**MATERIAL FOR THIS TASK:**
##########

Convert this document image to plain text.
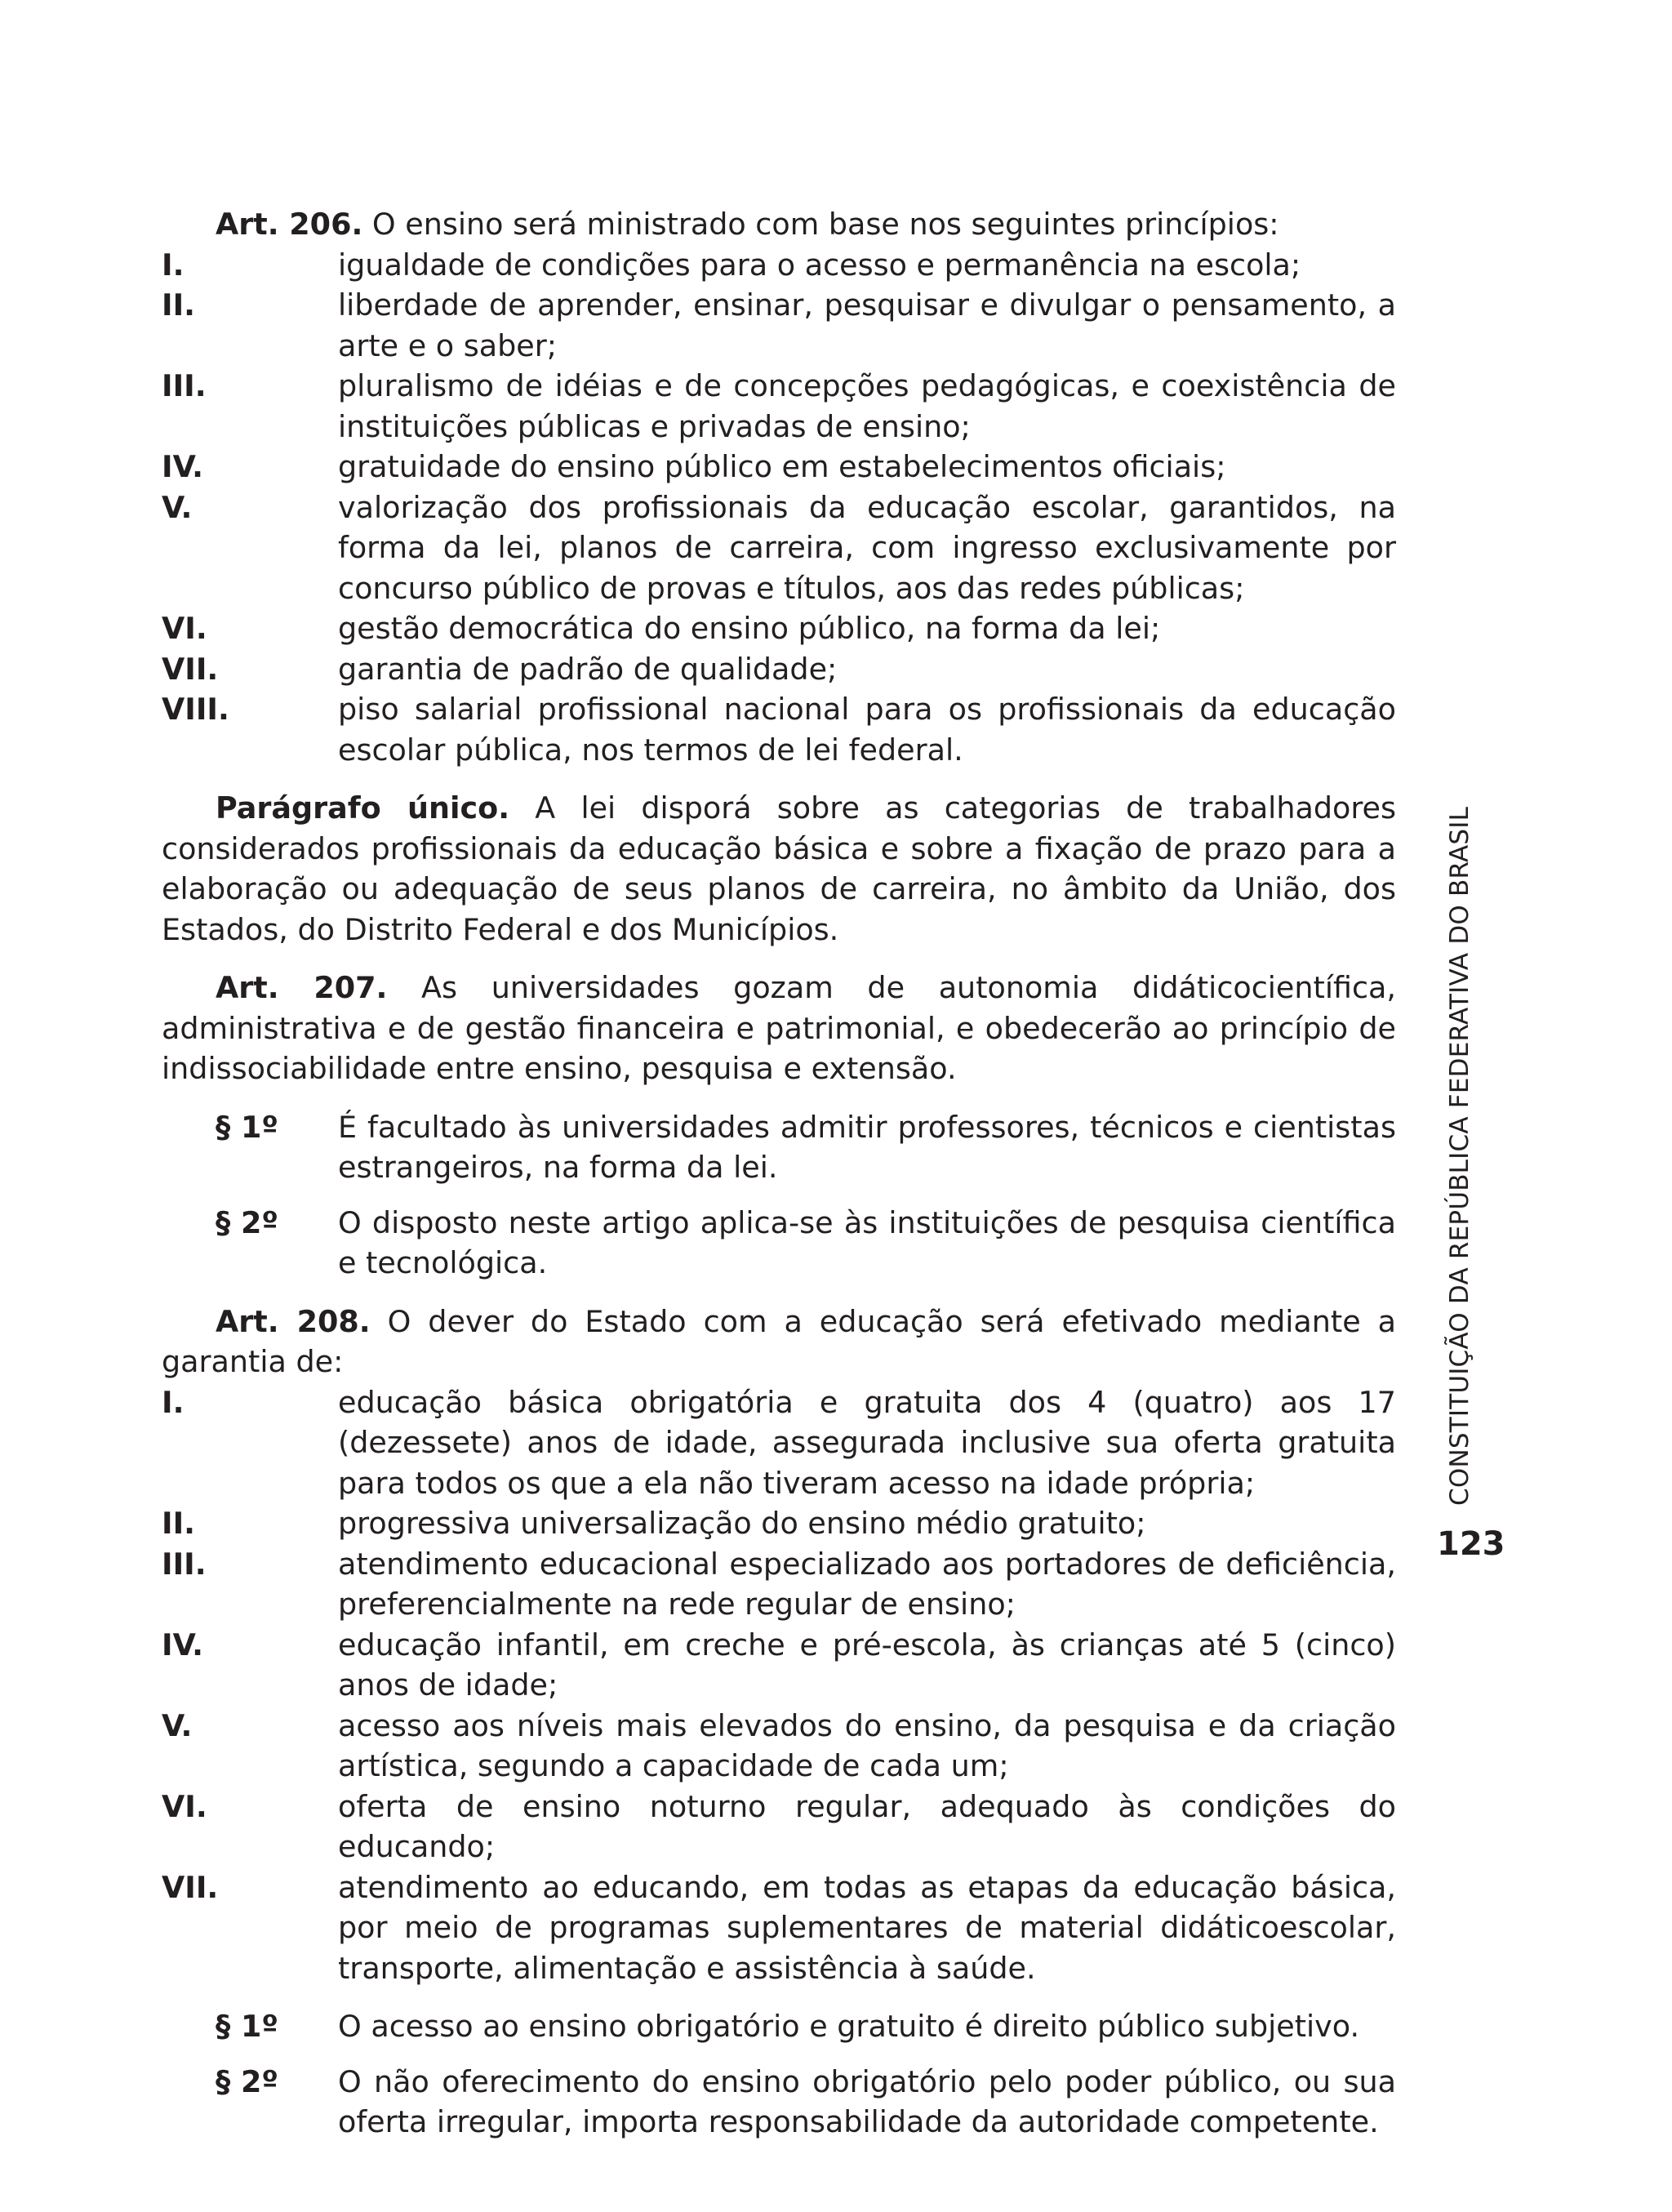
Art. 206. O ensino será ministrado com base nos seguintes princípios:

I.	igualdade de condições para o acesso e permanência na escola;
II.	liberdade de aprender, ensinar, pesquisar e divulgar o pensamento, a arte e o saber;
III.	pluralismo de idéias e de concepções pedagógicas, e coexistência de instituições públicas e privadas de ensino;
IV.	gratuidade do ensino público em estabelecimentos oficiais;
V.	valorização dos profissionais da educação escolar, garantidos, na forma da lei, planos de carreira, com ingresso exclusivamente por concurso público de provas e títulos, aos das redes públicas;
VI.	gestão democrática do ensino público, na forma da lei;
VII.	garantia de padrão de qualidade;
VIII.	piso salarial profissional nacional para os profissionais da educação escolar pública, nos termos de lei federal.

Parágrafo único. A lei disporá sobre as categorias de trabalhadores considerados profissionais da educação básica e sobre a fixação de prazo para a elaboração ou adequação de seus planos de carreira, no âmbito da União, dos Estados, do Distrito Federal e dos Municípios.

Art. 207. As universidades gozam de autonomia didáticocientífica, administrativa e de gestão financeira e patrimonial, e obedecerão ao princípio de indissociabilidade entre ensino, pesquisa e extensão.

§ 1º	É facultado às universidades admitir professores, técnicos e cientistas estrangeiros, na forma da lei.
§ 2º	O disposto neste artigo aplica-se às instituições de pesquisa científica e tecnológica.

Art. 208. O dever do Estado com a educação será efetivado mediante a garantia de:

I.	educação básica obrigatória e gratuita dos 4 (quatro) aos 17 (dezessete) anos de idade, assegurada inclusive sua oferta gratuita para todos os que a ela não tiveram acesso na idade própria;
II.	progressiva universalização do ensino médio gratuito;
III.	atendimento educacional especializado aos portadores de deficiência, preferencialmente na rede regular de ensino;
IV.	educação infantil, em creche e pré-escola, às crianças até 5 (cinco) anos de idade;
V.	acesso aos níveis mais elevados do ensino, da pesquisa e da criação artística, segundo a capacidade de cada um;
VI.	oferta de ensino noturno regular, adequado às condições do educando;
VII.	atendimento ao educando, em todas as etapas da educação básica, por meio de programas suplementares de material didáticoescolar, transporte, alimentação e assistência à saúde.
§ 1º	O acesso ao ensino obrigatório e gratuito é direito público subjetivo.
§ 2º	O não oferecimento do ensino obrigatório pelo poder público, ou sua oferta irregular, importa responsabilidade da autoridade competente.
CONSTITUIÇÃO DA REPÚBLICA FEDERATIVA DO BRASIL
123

##########

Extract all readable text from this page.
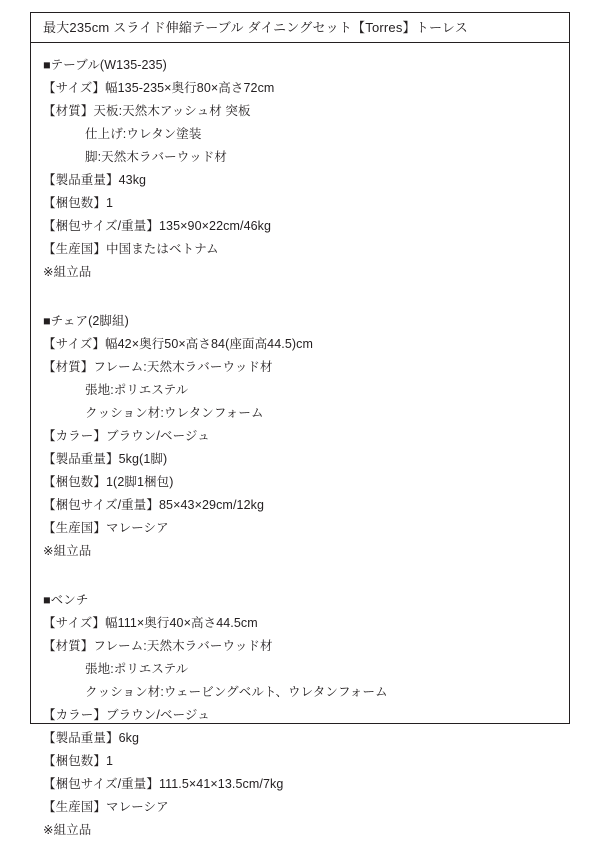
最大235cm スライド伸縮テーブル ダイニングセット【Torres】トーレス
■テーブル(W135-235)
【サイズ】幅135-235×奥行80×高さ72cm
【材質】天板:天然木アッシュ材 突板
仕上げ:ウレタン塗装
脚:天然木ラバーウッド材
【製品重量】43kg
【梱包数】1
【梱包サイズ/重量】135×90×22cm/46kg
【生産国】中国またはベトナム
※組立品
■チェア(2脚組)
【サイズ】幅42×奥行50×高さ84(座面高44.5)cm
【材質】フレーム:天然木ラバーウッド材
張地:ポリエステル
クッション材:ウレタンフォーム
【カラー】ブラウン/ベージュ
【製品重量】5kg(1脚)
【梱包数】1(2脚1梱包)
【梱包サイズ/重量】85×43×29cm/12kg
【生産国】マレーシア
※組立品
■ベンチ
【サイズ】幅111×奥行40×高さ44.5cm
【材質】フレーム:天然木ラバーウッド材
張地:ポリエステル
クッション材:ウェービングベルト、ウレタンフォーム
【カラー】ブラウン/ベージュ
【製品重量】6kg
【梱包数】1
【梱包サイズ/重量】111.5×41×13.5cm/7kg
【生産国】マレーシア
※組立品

##########

**REQUIRED WORK:**
Look through the data above. Copy every line with the string "text" in it.

**SOLUTION TO THE EXERCISE:**
Convert this document image to plain text.
Extract all readable text from this page.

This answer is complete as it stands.